# Start of Provided material

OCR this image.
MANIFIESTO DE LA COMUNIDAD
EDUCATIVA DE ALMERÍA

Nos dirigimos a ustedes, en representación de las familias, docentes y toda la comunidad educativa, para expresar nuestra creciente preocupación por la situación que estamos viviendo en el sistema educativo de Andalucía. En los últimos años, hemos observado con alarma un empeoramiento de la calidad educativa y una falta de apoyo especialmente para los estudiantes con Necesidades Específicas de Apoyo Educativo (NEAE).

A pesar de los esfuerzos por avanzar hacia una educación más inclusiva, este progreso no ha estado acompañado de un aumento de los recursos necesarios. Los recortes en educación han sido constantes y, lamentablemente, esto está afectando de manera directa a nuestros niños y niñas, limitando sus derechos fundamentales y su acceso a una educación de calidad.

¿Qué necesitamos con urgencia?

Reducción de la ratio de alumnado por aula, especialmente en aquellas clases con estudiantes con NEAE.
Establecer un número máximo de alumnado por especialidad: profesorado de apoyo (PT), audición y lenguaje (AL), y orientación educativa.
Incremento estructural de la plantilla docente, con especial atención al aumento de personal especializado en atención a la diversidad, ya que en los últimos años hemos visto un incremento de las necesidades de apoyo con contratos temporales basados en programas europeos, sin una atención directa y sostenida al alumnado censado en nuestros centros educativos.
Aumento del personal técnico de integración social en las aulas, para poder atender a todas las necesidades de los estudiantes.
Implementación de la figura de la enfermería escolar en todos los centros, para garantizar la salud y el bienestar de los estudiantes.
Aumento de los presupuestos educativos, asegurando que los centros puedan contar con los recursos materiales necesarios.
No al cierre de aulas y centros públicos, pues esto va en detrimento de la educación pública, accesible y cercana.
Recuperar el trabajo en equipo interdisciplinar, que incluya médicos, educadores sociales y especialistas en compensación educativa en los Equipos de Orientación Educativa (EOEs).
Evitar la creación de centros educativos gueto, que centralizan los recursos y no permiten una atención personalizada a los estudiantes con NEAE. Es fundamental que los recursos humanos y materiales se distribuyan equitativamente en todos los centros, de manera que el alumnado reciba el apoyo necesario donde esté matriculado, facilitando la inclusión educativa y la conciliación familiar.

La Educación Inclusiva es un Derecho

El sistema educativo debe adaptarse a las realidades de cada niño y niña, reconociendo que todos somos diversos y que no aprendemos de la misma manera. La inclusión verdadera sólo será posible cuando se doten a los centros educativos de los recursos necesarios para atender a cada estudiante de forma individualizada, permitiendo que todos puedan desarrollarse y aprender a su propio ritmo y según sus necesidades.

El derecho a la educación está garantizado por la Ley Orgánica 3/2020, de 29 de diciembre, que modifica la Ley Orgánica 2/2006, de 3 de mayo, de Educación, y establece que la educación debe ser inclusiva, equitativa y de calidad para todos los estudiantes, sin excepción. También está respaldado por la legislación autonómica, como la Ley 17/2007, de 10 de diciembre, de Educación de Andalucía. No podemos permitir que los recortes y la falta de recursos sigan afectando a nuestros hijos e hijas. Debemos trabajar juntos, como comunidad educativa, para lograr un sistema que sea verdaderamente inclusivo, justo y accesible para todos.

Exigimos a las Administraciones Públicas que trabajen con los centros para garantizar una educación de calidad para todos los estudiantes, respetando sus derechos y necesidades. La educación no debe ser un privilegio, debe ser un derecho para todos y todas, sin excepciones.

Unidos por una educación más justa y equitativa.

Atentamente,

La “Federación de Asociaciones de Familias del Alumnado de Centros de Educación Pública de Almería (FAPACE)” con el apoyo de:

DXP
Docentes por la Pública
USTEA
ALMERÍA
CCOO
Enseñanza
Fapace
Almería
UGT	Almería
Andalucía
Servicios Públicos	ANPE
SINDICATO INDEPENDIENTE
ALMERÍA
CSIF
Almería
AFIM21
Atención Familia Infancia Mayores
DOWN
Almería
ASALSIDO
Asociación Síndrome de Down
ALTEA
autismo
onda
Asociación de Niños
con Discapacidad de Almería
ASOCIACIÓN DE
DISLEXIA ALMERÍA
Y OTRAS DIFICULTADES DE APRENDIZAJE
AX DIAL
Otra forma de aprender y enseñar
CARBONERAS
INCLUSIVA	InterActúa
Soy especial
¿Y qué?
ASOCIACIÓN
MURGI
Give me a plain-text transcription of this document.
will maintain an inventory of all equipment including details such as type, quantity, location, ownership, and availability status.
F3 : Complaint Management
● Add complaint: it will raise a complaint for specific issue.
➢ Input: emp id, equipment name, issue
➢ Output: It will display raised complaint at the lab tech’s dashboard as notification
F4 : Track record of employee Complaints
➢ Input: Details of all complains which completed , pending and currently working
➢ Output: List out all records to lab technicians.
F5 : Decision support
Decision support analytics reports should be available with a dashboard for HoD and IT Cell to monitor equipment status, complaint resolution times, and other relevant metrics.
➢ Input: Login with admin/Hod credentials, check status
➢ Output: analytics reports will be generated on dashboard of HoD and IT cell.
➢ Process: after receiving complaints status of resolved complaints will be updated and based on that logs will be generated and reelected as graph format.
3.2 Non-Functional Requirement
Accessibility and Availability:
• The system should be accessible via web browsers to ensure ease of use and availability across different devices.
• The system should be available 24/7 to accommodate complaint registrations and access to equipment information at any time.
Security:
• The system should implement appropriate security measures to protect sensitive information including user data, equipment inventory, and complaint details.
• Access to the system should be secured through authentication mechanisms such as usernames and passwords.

# End of Provided material

Give the lines from the one containing "Give me a plain-text" through the end of the entries again, exactly as written and with no other lines.

Task solution:
Give me a plain-text transcription of this document.
will maintain an inventory of all equipment including details such as type, quantity, location, ownership, and availability status.
F3 : Complaint Management
● Add complaint: it will raise a complaint for specific issue.
➢ Input: emp id, equipment name, issue
➢ Output: It will display raised complaint at the lab tech’s dashboard as notification
F4 : Track record of employee Complaints
➢ Input: Details of all complains which completed , pending and currently working
➢ Output: List out all records to lab technicians.
F5 : Decision support
Decision support analytics reports should be available with a dashboard for HoD and IT Cell to monitor equipment status, complaint resolution times, and other relevant metrics.
➢ Input: Login with admin/Hod credentials, check status
➢ Output: analytics reports will be generated on dashboard of HoD and IT cell.
➢ Process: after receiving complaints status of resolved complaints will be updated and based on that logs will be generated and reelected as graph format.
3.2 Non-Functional Requirement
Accessibility and Availability:
• The system should be accessible via web browsers to ensure ease of use and availability across different devices.
• The system should be available 24/7 to accommodate complaint registrations and access to equipment information at any time.
Security:
• The system should implement appropriate security measures to protect sensitive information including user data, equipment inventory, and complaint details.
• Access to the system should be secured through authentication mechanisms such as usernames and passwords.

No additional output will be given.